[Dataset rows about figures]
## start

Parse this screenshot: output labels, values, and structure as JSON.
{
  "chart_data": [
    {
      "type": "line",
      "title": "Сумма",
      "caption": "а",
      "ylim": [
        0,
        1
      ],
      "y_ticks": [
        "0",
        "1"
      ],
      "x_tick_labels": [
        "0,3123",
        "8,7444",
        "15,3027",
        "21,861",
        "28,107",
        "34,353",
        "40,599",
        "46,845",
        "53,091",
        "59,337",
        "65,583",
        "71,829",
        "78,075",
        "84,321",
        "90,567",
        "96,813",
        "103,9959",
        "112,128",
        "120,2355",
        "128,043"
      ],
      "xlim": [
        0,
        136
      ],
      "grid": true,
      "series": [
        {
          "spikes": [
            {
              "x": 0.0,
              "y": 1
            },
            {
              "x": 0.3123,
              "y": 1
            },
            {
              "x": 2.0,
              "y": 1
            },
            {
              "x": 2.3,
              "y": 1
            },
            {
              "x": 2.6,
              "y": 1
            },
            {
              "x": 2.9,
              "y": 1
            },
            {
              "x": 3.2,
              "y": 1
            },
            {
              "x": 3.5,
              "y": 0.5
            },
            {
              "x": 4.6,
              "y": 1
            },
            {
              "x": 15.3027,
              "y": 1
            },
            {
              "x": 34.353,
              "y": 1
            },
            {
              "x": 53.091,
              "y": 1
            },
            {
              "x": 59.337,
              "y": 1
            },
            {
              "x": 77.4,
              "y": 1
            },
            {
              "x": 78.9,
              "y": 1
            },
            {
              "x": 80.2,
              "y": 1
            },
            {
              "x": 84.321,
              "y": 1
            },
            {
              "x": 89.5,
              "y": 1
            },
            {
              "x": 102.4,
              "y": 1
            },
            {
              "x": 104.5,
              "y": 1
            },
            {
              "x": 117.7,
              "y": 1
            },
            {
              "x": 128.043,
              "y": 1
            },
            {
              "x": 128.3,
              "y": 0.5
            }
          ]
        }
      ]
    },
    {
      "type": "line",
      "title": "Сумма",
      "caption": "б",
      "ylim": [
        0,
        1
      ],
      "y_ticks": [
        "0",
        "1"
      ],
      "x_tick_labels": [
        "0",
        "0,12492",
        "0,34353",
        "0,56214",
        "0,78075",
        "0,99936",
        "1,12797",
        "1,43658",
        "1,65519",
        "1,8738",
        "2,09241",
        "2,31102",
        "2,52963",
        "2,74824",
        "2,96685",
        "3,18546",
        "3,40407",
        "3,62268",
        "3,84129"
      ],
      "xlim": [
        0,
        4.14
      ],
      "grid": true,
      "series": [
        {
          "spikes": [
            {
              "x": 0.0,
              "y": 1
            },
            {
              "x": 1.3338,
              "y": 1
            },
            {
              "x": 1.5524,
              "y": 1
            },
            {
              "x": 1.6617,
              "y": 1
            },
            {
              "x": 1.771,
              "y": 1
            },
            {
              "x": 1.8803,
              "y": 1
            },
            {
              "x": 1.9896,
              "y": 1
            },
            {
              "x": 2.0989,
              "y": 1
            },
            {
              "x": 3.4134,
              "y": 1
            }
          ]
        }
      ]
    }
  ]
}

## end

STATED PROBLEM | Please set down the whole listing above without altering a single line.

EXPECTED ANSWER |
Parse this screenshot: output labels, values, and structure as JSON.
{
  "chart_data": [
    {
      "type": "line",
      "title": "Сумма",
      "caption": "а",
      "ylim": [
        0,
        1
      ],
      "y_ticks": [
        "0",
        "1"
      ],
      "x_tick_labels": [
        "0,3123",
        "8,7444",
        "15,3027",
        "21,861",
        "28,107",
        "34,353",
        "40,599",
        "46,845",
        "53,091",
        "59,337",
        "65,583",
        "71,829",
        "78,075",
        "84,321",
        "90,567",
        "96,813",
        "103,9959",
        "112,128",
        "120,2355",
        "128,043"
      ],
      "xlim": [
        0,
        136
      ],
      "grid": true,
      "series": [
        {
          "spikes": [
            {
              "x": 0.0,
              "y": 1
            },
            {
              "x": 0.3123,
              "y": 1
            },
            {
              "x": 2.0,
              "y": 1
            },
            {
              "x": 2.3,
              "y": 1
            },
            {
              "x": 2.6,
              "y": 1
            },
            {
              "x": 2.9,
              "y": 1
            },
            {
              "x": 3.2,
              "y": 1
            },
            {
              "x": 3.5,
              "y": 0.5
            },
            {
              "x": 4.6,
              "y": 1
            },
            {
              "x": 15.3027,
              "y": 1
            },
            {
              "x": 34.353,
              "y": 1
            },
            {
              "x": 53.091,
              "y": 1
            },
            {
              "x": 59.337,
              "y": 1
            },
            {
              "x": 77.4,
              "y": 1
            },
            {
              "x": 78.9,
              "y": 1
            },
            {
              "x": 80.2,
              "y": 1
            },
            {
              "x": 84.321,
              "y": 1
            },
            {
              "x": 89.5,
              "y": 1
            },
            {
              "x": 102.4,
              "y": 1
            },
            {
              "x": 104.5,
              "y": 1
            },
            {
              "x": 117.7,
              "y": 1
            },
            {
              "x": 128.043,
              "y": 1
            },
            {
              "x": 128.3,
              "y": 0.5
            }
          ]
        }
      ]
    },
    {
      "type": "line",
      "title": "Сумма",
      "caption": "б",
      "ylim": [
        0,
        1
      ],
      "y_ticks": [
        "0",
        "1"
      ],
      "x_tick_labels": [
        "0",
        "0,12492",
        "0,34353",
        "0,56214",
        "0,78075",
        "0,99936",
        "1,12797",
        "1,43658",
        "1,65519",
        "1,8738",
        "2,09241",
        "2,31102",
        "2,52963",
        "2,74824",
        "2,96685",
        "3,18546",
        "3,40407",
        "3,62268",
        "3,84129"
      ],
      "xlim": [
        0,
        4.14
      ],
      "grid": true,
      "series": [
        {
          "spikes": [
            {
              "x": 0.0,
              "y": 1
            },
            {
              "x": 1.3338,
              "y": 1
            },
            {
              "x": 1.5524,
              "y": 1
            },
            {
              "x": 1.6617,
              "y": 1
            },
            {
              "x": 1.771,
              "y": 1
            },
            {
              "x": 1.8803,
              "y": 1
            },
            {
              "x": 1.9896,
              "y": 1
            },
            {
              "x": 2.0989,
              "y": 1
            },
            {
              "x": 3.4134,
              "y": 1
            }
          ]
        }
      ]
    }
  ]
}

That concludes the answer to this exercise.